Exercise details
Reproduce all entries precisely, down to the last character.
-- Begin Source data --
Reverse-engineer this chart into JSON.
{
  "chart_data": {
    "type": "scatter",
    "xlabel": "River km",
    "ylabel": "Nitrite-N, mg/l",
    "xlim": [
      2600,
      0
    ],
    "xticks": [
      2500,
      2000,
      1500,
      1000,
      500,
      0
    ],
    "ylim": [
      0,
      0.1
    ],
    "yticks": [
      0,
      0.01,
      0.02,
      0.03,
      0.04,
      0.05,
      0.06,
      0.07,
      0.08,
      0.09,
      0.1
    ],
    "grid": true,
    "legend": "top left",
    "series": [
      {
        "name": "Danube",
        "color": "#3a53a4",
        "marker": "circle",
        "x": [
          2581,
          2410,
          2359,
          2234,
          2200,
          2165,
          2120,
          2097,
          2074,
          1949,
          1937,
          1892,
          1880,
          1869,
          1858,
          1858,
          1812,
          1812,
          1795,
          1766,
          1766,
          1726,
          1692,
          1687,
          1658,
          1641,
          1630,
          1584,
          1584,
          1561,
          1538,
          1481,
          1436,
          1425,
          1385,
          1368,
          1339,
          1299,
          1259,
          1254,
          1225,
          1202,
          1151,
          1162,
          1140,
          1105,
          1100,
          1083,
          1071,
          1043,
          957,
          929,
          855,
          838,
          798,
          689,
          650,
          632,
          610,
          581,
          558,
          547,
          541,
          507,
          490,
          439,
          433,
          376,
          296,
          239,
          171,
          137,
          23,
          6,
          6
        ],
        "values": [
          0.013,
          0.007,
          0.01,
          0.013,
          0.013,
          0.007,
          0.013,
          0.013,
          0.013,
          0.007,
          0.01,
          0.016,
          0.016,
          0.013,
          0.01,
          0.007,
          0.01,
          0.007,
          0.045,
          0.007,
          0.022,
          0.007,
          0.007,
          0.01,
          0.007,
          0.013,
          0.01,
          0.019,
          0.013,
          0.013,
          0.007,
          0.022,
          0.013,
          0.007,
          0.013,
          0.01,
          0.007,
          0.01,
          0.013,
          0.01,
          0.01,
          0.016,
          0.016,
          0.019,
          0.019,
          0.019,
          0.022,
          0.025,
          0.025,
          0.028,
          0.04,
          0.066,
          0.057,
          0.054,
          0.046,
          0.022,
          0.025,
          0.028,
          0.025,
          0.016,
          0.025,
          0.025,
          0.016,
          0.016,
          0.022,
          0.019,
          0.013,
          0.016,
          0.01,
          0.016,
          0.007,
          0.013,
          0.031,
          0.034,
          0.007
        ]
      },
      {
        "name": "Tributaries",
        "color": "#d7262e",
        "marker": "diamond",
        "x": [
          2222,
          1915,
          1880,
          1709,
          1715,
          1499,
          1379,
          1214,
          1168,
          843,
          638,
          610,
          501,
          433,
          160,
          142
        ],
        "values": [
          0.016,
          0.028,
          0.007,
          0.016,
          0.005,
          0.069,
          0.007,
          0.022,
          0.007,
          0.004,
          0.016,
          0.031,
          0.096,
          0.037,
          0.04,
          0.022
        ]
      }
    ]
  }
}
-- End Source data --
Solution to the exercise
Reverse-engineer this chart into JSON.
{
  "chart_data": {
    "type": "scatter",
    "xlabel": "River km",
    "ylabel": "Nitrite-N, mg/l",
    "xlim": [
      2600,
      0
    ],
    "xticks": [
      2500,
      2000,
      1500,
      1000,
      500,
      0
    ],
    "ylim": [
      0,
      0.1
    ],
    "yticks": [
      0,
      0.01,
      0.02,
      0.03,
      0.04,
      0.05,
      0.06,
      0.07,
      0.08,
      0.09,
      0.1
    ],
    "grid": true,
    "legend": "top left",
    "series": [
      {
        "name": "Danube",
        "color": "#3a53a4",
        "marker": "circle",
        "x": [
          2581,
          2410,
          2359,
          2234,
          2200,
          2165,
          2120,
          2097,
          2074,
          1949,
          1937,
          1892,
          1880,
          1869,
          1858,
          1858,
          1812,
          1812,
          1795,
          1766,
          1766,
          1726,
          1692,
          1687,
          1658,
          1641,
          1630,
          1584,
          1584,
          1561,
          1538,
          1481,
          1436,
          1425,
          1385,
          1368,
          1339,
          1299,
          1259,
          1254,
          1225,
          1202,
          1151,
          1162,
          1140,
          1105,
          1100,
          1083,
          1071,
          1043,
          957,
          929,
          855,
          838,
          798,
          689,
          650,
          632,
          610,
          581,
          558,
          547,
          541,
          507,
          490,
          439,
          433,
          376,
          296,
          239,
          171,
          137,
          23,
          6,
          6
        ],
        "values": [
          0.013,
          0.007,
          0.01,
          0.013,
          0.013,
          0.007,
          0.013,
          0.013,
          0.013,
          0.007,
          0.01,
          0.016,
          0.016,
          0.013,
          0.01,
          0.007,
          0.01,
          0.007,
          0.045,
          0.007,
          0.022,
          0.007,
          0.007,
          0.01,
          0.007,
          0.013,
          0.01,
          0.019,
          0.013,
          0.013,
          0.007,
          0.022,
          0.013,
          0.007,
          0.013,
          0.01,
          0.007,
          0.01,
          0.013,
          0.01,
          0.01,
          0.016,
          0.016,
          0.019,
          0.019,
          0.019,
          0.022,
          0.025,
          0.025,
          0.028,
          0.04,
          0.066,
          0.057,
          0.054,
          0.046,
          0.022,
          0.025,
          0.028,
          0.025,
          0.016,
          0.025,
          0.025,
          0.016,
          0.016,
          0.022,
          0.019,
          0.013,
          0.016,
          0.01,
          0.016,
          0.007,
          0.013,
          0.031,
          0.034,
          0.007
        ]
      },
      {
        "name": "Tributaries",
        "color": "#d7262e",
        "marker": "diamond",
        "x": [
          2222,
          1915,
          1880,
          1709,
          1715,
          1499,
          1379,
          1214,
          1168,
          843,
          638,
          610,
          501,
          433,
          160,
          142
        ],
        "values": [
          0.016,
          0.028,
          0.007,
          0.016,
          0.005,
          0.069,
          0.007,
          0.022,
          0.007,
          0.004,
          0.016,
          0.031,
          0.096,
          0.037,
          0.04,
          0.022
        ]
      }
    ]
  }
}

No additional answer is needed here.